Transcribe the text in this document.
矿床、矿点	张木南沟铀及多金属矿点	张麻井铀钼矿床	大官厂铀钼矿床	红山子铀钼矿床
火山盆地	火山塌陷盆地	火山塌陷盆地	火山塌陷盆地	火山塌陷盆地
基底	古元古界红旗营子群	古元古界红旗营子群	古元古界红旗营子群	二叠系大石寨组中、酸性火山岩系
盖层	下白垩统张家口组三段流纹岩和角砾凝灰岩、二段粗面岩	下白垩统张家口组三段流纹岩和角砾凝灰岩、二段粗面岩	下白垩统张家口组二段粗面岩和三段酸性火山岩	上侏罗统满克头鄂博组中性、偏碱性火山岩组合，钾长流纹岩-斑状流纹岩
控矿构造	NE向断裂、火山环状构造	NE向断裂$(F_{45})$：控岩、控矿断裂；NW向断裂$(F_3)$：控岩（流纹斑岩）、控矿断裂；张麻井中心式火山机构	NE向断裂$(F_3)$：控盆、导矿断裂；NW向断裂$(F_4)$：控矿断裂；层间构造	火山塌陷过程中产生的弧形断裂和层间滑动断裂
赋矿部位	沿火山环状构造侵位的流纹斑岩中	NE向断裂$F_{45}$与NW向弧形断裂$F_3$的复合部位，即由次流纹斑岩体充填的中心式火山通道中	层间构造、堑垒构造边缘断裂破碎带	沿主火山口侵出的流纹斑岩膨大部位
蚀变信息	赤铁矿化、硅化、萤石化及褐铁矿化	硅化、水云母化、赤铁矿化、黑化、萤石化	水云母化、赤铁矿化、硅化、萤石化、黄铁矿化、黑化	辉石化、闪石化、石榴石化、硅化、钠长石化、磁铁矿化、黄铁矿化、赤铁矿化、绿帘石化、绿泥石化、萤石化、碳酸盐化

Short problem. Retype all of the entries precisely as they are.

Response to this task.
Transcribe the text in this document.
矿床、矿点	张木南沟铀及多金属矿点	张麻井铀钼矿床	大官厂铀钼矿床	红山子铀钼矿床
火山盆地	火山塌陷盆地	火山塌陷盆地	火山塌陷盆地	火山塌陷盆地
基底	古元古界红旗营子群	古元古界红旗营子群	古元古界红旗营子群	二叠系大石寨组中、酸性火山岩系
盖层	下白垩统张家口组三段流纹岩和角砾凝灰岩、二段粗面岩	下白垩统张家口组三段流纹岩和角砾凝灰岩、二段粗面岩	下白垩统张家口组二段粗面岩和三段酸性火山岩	上侏罗统满克头鄂博组中性、偏碱性火山岩组合，钾长流纹岩-斑状流纹岩
控矿构造	NE向断裂、火山环状构造	NE向断裂$(F_{45})$：控岩、控矿断裂；NW向断裂$(F_3)$：控岩（流纹斑岩）、控矿断裂；张麻井中心式火山机构	NE向断裂$(F_3)$：控盆、导矿断裂；NW向断裂$(F_4)$：控矿断裂；层间构造	火山塌陷过程中产生的弧形断裂和层间滑动断裂
赋矿部位	沿火山环状构造侵位的流纹斑岩中	NE向断裂$F_{45}$与NW向弧形断裂$F_3$的复合部位，即由次流纹斑岩体充填的中心式火山通道中	层间构造、堑垒构造边缘断裂破碎带	沿主火山口侵出的流纹斑岩膨大部位
蚀变信息	赤铁矿化、硅化、萤石化及褐铁矿化	硅化、水云母化、赤铁矿化、黑化、萤石化	水云母化、赤铁矿化、硅化、萤石化、黄铁矿化、黑化	辉石化、闪石化、石榴石化、硅化、钠长石化、磁铁矿化、黄铁矿化、赤铁矿化、绿帘石化、绿泥石化、萤石化、碳酸盐化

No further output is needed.